§ PROBLEM DESCRIPTION
Copy out all of the material exactly.

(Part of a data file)
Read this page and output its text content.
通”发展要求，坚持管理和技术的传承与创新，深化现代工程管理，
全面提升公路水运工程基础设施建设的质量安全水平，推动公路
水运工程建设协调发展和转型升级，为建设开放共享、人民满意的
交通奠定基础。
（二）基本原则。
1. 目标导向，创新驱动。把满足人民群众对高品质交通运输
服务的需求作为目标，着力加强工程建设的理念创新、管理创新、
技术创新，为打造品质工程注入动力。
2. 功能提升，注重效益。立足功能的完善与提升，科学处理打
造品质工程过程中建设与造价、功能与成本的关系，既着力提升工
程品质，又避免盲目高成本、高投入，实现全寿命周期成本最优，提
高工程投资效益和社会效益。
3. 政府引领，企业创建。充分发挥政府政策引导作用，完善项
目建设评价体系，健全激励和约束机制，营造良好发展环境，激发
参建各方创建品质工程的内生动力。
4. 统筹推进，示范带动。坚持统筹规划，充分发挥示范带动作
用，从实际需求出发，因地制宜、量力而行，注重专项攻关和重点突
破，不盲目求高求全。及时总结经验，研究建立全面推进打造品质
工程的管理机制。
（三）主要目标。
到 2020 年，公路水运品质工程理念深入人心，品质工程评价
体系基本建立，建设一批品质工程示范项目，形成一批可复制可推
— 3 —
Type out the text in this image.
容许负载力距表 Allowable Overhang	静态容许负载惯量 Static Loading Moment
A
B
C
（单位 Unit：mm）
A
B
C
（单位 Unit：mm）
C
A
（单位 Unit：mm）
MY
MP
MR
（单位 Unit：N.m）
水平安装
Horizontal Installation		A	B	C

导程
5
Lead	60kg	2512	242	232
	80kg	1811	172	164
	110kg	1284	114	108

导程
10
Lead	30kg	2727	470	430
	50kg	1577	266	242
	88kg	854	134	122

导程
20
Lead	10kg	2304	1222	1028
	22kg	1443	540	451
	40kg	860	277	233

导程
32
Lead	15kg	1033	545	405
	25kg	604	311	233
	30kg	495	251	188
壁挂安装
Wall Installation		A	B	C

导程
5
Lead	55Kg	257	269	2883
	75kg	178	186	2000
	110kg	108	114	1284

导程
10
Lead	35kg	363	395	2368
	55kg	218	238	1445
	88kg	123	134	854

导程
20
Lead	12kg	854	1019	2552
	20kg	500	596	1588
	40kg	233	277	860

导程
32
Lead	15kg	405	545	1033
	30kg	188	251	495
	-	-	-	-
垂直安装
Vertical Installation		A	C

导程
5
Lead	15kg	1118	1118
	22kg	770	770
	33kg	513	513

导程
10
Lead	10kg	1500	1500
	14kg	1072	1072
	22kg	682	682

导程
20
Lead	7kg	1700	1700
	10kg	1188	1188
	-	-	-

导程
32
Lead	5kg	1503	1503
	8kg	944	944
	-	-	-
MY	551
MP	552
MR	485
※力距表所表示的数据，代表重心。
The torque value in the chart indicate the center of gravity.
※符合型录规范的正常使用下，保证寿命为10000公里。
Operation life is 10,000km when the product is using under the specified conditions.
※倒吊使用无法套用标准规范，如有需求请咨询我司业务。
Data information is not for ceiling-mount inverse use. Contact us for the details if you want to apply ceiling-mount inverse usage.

§ EXERCISE OUTPUT
Read this page and output its text content.
通”发展要求，坚持管理和技术的传承与创新，深化现代工程管理，
全面提升公路水运工程基础设施建设的质量安全水平，推动公路
水运工程建设协调发展和转型升级，为建设开放共享、人民满意的
交通奠定基础。
（二）基本原则。
1. 目标导向，创新驱动。把满足人民群众对高品质交通运输
服务的需求作为目标，着力加强工程建设的理念创新、管理创新、
技术创新，为打造品质工程注入动力。
2. 功能提升，注重效益。立足功能的完善与提升，科学处理打
造品质工程过程中建设与造价、功能与成本的关系，既着力提升工
程品质，又避免盲目高成本、高投入，实现全寿命周期成本最优，提
高工程投资效益和社会效益。
3. 政府引领，企业创建。充分发挥政府政策引导作用，完善项
目建设评价体系，健全激励和约束机制，营造良好发展环境，激发
参建各方创建品质工程的内生动力。
4. 统筹推进，示范带动。坚持统筹规划，充分发挥示范带动作
用，从实际需求出发，因地制宜、量力而行，注重专项攻关和重点突
破，不盲目求高求全。及时总结经验，研究建立全面推进打造品质
工程的管理机制。
（三）主要目标。
到 2020 年，公路水运品质工程理念深入人心，品质工程评价
体系基本建立，建设一批品质工程示范项目，形成一批可复制可推
— 3 —
Type out the text in this image.
容许负载力距表 Allowable Overhang	静态容许负载惯量 Static Loading Moment
A
B
C
（单位 Unit：mm）
A
B
C
（单位 Unit：mm）
C
A
（单位 Unit：mm）
MY
MP
MR
（单位 Unit：N.m）
水平安装
Horizontal Installation		A	B	C

导程
5
Lead	60kg	2512	242	232
	80kg	1811	172	164
	110kg	1284	114	108

导程
10
Lead	30kg	2727	470	430
	50kg	1577	266	242
	88kg	854	134	122

导程
20
Lead	10kg	2304	1222	1028
	22kg	1443	540	451
	40kg	860	277	233

导程
32
Lead	15kg	1033	545	405
	25kg	604	311	233
	30kg	495	251	188
壁挂安装
Wall Installation		A	B	C

导程
5
Lead	55Kg	257	269	2883
	75kg	178	186	2000
	110kg	108	114	1284

导程
10
Lead	35kg	363	395	2368
	55kg	218	238	1445
	88kg	123	134	854

导程
20
Lead	12kg	854	1019	2552
	20kg	500	596	1588
	40kg	233	277	860

导程
32
Lead	15kg	405	545	1033
	30kg	188	251	495
	-	-	-	-
垂直安装
Vertical Installation		A	C

导程
5
Lead	15kg	1118	1118
	22kg	770	770
	33kg	513	513

导程
10
Lead	10kg	1500	1500
	14kg	1072	1072
	22kg	682	682

导程
20
Lead	7kg	1700	1700
	10kg	1188	1188
	-	-	-

导程
32
Lead	5kg	1503	1503
	8kg	944	944
	-	-	-
MY	551
MP	552
MR	485
※力距表所表示的数据，代表重心。
The torque value in the chart indicate the center of gravity.
※符合型录规范的正常使用下，保证寿命为10000公里。
Operation life is 10,000km when the product is using under the specified conditions.
※倒吊使用无法套用标准规范，如有需求请咨询我司业务。
Data information is not for ceiling-mount inverse use. Contact us for the details if you want to apply ceiling-mount inverse usage.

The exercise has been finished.